● **AIM**:
Collect each line containing "votes".

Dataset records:
--------

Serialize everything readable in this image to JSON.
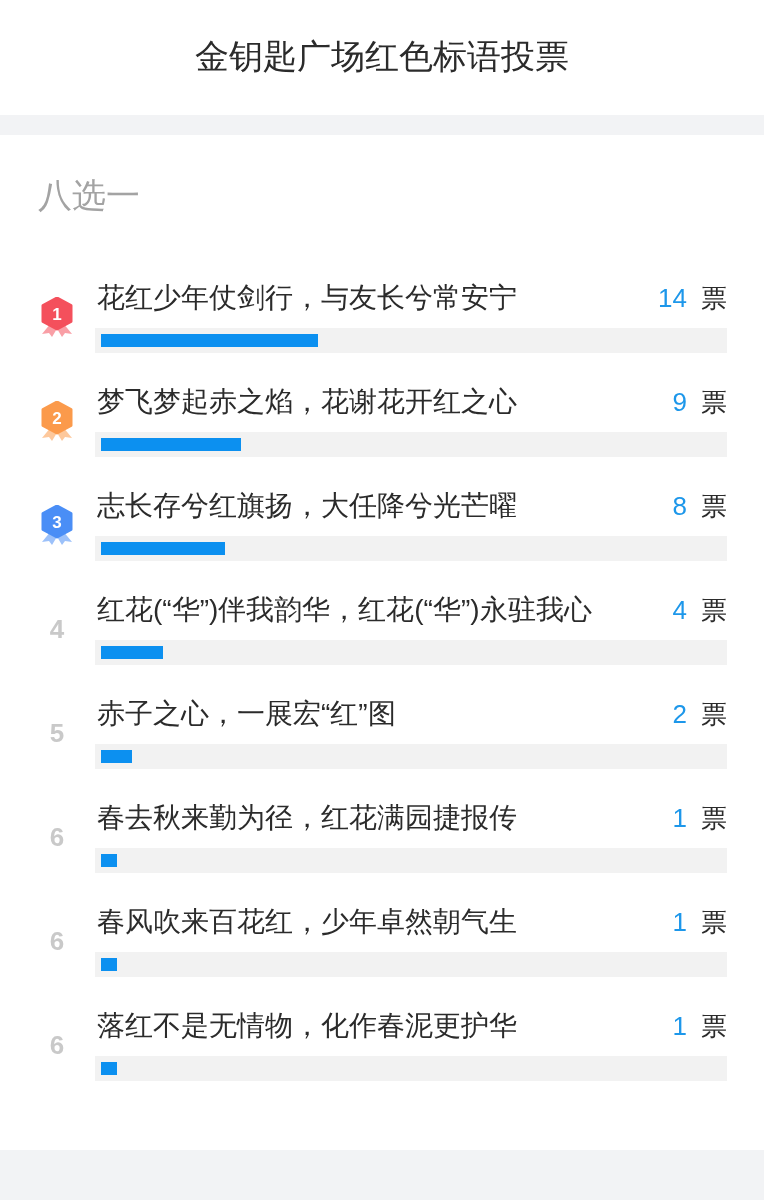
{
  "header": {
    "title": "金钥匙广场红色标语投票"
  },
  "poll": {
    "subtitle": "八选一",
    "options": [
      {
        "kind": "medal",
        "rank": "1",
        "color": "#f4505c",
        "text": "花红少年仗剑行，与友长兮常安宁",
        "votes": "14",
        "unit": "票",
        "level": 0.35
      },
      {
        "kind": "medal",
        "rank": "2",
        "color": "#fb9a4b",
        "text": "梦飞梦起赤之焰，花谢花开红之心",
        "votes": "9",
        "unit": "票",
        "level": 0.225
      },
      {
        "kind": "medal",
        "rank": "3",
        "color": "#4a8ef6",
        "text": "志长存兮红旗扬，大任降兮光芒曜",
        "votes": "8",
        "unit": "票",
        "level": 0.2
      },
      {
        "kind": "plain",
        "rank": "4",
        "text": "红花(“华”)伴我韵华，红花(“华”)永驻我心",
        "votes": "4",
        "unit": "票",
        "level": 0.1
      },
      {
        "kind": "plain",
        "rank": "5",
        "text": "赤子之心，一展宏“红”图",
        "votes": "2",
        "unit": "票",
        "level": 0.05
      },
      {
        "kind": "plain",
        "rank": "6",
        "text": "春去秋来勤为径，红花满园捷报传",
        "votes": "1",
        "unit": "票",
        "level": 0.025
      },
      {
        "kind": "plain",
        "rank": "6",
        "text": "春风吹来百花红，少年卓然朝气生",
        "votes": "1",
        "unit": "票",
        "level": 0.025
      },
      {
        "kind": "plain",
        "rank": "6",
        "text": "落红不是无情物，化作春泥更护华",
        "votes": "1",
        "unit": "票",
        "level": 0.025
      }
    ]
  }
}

--------

● **SOLVED PROBLEM**:
        "votes": "14",
        "votes": "9",
        "votes": "8",
        "votes": "4",
        "votes": "2",
        "votes": "1",
        "votes": "1",
        "votes": "1",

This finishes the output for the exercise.